▶ **Data for this exercise**:
================
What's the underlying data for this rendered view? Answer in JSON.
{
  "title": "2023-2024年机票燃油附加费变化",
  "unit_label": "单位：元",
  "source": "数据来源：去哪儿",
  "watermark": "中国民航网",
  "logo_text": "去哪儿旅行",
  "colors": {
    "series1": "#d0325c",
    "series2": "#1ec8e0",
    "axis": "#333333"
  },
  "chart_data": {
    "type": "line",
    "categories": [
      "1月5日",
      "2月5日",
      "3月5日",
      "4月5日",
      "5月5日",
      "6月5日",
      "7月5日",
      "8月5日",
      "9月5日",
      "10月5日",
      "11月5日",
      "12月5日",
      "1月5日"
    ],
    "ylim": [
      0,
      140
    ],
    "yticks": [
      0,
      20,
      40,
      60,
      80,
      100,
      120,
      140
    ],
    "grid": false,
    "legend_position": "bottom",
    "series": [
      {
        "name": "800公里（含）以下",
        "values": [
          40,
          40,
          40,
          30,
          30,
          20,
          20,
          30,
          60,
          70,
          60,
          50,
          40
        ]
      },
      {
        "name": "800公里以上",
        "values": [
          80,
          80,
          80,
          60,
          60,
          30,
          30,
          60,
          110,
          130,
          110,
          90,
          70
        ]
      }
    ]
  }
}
================
Using the data above, reproduce every line exactly.

What's the underlying data for this rendered view? Answer in JSON.
{
  "title": "2023-2024年机票燃油附加费变化",
  "unit_label": "单位：元",
  "source": "数据来源：去哪儿",
  "watermark": "中国民航网",
  "logo_text": "去哪儿旅行",
  "colors": {
    "series1": "#d0325c",
    "series2": "#1ec8e0",
    "axis": "#333333"
  },
  "chart_data": {
    "type": "line",
    "categories": [
      "1月5日",
      "2月5日",
      "3月5日",
      "4月5日",
      "5月5日",
      "6月5日",
      "7月5日",
      "8月5日",
      "9月5日",
      "10月5日",
      "11月5日",
      "12月5日",
      "1月5日"
    ],
    "ylim": [
      0,
      140
    ],
    "yticks": [
      0,
      20,
      40,
      60,
      80,
      100,
      120,
      140
    ],
    "grid": false,
    "legend_position": "bottom",
    "series": [
      {
        "name": "800公里（含）以下",
        "values": [
          40,
          40,
          40,
          30,
          30,
          20,
          20,
          30,
          60,
          70,
          60,
          50,
          40
        ]
      },
      {
        "name": "800公里以上",
        "values": [
          80,
          80,
          80,
          60,
          60,
          30,
          30,
          60,
          110,
          130,
          110,
          90,
          70
        ]
      }
    ]
  }
}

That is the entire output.